### Task to carry out
Where the string "registrede" occurs in the material below, report the whole line.

### Data lines
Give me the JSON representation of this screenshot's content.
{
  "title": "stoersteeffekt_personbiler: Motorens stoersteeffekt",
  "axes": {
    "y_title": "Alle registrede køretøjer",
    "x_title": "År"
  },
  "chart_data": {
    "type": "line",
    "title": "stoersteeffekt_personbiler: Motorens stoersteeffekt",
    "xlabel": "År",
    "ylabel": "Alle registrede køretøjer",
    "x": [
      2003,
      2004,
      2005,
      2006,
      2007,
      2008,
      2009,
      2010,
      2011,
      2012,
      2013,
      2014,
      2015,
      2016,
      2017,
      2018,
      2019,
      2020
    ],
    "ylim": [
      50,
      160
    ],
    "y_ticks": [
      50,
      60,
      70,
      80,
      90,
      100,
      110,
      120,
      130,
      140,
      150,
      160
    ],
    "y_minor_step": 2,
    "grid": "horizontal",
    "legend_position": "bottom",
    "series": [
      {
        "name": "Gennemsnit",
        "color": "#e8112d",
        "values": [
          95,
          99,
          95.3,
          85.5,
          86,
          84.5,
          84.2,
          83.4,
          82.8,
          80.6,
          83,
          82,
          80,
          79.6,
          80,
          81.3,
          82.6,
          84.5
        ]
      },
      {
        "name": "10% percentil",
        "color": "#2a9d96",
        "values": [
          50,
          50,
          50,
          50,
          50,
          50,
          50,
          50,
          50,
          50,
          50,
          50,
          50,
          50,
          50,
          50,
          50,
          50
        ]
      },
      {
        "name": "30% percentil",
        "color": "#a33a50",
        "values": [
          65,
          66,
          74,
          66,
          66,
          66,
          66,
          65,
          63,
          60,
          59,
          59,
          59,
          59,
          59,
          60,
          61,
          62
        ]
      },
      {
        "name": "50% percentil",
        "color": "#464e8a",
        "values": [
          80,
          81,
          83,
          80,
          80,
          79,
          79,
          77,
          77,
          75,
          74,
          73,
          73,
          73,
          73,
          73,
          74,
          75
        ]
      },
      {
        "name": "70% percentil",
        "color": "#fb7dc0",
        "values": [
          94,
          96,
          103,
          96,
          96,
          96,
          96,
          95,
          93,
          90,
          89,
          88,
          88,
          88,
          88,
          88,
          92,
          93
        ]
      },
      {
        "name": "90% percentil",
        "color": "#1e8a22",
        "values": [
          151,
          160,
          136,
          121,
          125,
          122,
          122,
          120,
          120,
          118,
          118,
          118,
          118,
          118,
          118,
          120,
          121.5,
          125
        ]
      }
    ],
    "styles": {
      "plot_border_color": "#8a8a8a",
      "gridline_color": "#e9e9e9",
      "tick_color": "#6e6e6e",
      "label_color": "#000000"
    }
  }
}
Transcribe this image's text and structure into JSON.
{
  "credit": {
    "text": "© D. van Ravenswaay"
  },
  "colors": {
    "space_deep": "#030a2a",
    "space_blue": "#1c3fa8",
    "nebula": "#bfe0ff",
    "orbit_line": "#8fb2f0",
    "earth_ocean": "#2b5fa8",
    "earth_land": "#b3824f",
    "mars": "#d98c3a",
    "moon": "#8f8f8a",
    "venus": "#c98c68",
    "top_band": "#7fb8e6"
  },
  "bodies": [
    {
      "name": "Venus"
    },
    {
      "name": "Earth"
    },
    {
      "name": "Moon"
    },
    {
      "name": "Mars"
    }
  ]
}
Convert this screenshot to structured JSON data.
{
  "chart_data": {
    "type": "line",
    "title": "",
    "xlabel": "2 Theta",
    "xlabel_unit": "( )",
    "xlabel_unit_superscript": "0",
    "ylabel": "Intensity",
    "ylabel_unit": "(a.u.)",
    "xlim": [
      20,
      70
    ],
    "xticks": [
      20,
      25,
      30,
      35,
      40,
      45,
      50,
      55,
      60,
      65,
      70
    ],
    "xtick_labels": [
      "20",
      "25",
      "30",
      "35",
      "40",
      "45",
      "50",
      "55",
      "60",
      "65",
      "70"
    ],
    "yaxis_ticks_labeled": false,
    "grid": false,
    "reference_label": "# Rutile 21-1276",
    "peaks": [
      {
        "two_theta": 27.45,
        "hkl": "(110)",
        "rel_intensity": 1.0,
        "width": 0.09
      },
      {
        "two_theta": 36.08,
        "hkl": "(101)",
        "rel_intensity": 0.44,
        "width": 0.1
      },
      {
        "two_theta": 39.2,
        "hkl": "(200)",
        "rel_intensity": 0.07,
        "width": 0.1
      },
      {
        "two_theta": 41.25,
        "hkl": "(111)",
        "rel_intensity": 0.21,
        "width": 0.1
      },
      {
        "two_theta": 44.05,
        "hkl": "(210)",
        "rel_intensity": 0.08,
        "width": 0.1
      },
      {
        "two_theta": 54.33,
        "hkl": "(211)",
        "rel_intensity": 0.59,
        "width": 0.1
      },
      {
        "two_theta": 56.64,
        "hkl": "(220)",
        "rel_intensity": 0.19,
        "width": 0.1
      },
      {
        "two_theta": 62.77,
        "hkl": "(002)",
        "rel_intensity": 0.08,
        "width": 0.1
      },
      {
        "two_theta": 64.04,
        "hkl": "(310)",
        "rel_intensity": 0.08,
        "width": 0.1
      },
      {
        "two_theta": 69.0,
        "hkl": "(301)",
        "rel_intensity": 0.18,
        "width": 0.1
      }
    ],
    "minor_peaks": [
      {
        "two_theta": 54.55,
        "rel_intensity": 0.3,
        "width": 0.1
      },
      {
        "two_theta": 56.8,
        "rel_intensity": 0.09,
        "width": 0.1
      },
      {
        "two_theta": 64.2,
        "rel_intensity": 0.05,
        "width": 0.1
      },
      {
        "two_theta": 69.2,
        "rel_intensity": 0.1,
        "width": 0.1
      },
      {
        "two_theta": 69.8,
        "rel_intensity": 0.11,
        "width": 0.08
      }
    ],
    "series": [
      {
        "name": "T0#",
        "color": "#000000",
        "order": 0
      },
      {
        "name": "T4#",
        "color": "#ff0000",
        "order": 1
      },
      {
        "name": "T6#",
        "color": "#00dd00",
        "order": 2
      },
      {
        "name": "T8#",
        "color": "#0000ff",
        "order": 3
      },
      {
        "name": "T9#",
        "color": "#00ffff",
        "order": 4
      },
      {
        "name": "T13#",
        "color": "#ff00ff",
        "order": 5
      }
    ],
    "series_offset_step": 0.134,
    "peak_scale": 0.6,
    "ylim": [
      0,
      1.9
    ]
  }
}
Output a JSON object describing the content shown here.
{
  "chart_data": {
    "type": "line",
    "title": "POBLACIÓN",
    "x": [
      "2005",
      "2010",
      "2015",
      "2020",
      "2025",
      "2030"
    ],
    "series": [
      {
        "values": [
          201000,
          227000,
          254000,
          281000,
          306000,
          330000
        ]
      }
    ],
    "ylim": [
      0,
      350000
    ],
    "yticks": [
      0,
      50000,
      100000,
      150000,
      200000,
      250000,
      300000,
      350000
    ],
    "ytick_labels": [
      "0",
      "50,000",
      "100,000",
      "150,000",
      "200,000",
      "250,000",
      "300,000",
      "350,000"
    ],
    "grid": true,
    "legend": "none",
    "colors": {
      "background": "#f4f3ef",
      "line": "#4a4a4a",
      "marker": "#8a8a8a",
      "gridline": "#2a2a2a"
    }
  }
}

### Written solution
    "y_title": "Alle registrede køretøjer",
    "ylabel": "Alle registrede køretøjer",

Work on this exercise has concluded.